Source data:
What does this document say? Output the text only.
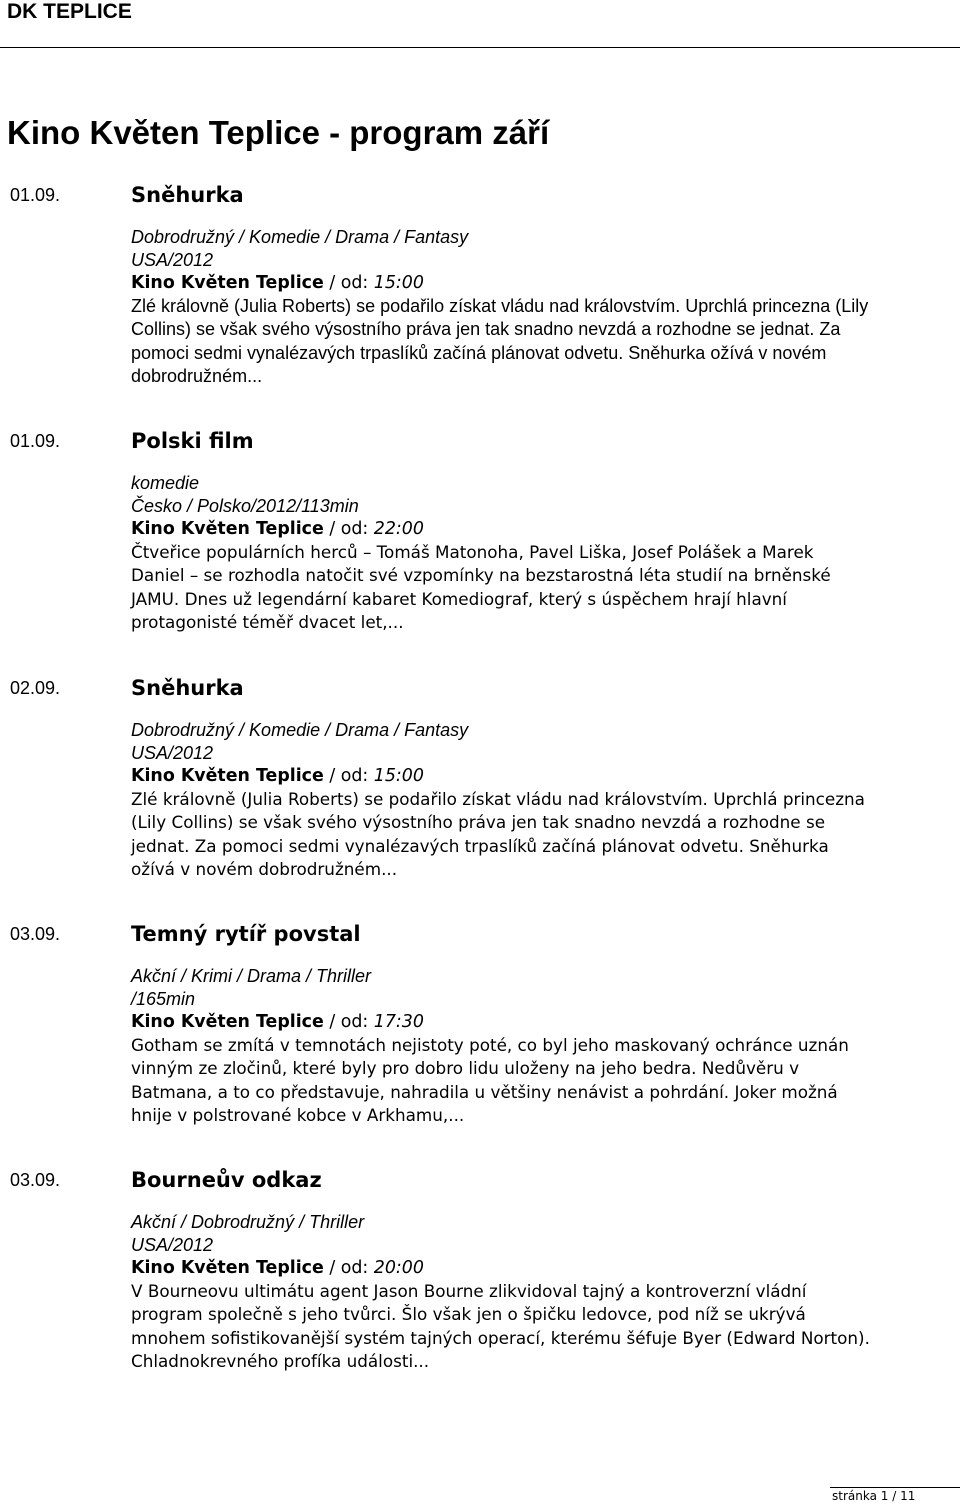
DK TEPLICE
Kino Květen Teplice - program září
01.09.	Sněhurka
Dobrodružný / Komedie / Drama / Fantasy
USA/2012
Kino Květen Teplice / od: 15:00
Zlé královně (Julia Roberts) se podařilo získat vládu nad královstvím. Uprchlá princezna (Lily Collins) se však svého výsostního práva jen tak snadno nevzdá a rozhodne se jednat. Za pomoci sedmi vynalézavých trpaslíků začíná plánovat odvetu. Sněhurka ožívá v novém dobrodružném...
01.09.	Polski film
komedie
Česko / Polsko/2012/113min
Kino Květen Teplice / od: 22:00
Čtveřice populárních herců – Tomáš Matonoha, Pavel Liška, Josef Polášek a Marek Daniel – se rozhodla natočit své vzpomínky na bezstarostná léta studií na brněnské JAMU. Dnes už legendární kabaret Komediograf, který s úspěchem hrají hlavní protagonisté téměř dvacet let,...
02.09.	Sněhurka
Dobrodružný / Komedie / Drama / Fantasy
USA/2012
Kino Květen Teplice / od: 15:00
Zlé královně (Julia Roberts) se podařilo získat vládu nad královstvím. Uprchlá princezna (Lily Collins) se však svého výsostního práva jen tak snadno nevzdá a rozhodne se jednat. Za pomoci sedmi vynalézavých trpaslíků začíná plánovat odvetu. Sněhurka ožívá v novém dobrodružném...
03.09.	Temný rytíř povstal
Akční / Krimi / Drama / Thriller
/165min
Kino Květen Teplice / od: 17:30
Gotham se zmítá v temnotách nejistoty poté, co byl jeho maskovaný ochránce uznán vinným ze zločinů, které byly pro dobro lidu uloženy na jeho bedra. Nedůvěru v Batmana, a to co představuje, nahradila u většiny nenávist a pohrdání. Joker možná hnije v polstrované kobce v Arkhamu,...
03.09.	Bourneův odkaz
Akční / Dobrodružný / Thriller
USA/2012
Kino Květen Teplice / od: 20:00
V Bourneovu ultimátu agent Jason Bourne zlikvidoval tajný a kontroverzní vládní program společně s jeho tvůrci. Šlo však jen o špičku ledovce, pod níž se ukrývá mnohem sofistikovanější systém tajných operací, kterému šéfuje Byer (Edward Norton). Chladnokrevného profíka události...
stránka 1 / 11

*Exercise requirements*:
Leave the pictures out and reproduce all of the records exactly.

*Response for this exercise*:
What does this document say? Output the text only.
DK TEPLICE
Kino Květen Teplice - program září
01.09.	Sněhurka
Dobrodružný / Komedie / Drama / Fantasy
USA/2012
Kino Květen Teplice / od: 15:00
Zlé královně (Julia Roberts) se podařilo získat vládu nad královstvím. Uprchlá princezna (Lily Collins) se však svého výsostního práva jen tak snadno nevzdá a rozhodne se jednat. Za pomoci sedmi vynalézavých trpaslíků začíná plánovat odvetu. Sněhurka ožívá v novém dobrodružném...
01.09.	Polski film
komedie
Česko / Polsko/2012/113min
Kino Květen Teplice / od: 22:00
Čtveřice populárních herců – Tomáš Matonoha, Pavel Liška, Josef Polášek a Marek Daniel – se rozhodla natočit své vzpomínky na bezstarostná léta studií na brněnské JAMU. Dnes už legendární kabaret Komediograf, který s úspěchem hrají hlavní protagonisté téměř dvacet let,...
02.09.	Sněhurka
Dobrodružný / Komedie / Drama / Fantasy
USA/2012
Kino Květen Teplice / od: 15:00
Zlé královně (Julia Roberts) se podařilo získat vládu nad královstvím. Uprchlá princezna (Lily Collins) se však svého výsostního práva jen tak snadno nevzdá a rozhodne se jednat. Za pomoci sedmi vynalézavých trpaslíků začíná plánovat odvetu. Sněhurka ožívá v novém dobrodružném...
03.09.	Temný rytíř povstal
Akční / Krimi / Drama / Thriller
/165min
Kino Květen Teplice / od: 17:30
Gotham se zmítá v temnotách nejistoty poté, co byl jeho maskovaný ochránce uznán vinným ze zločinů, které byly pro dobro lidu uloženy na jeho bedra. Nedůvěru v Batmana, a to co představuje, nahradila u většiny nenávist a pohrdání. Joker možná hnije v polstrované kobce v Arkhamu,...
03.09.	Bourneův odkaz
Akční / Dobrodružný / Thriller
USA/2012
Kino Květen Teplice / od: 20:00
V Bourneovu ultimátu agent Jason Bourne zlikvidoval tajný a kontroverzní vládní program společně s jeho tvůrci. Šlo však jen o špičku ledovce, pod níž se ukrývá mnohem sofistikovanější systém tajných operací, kterému šéfuje Byer (Edward Norton). Chladnokrevného profíka události...
stránka 1 / 11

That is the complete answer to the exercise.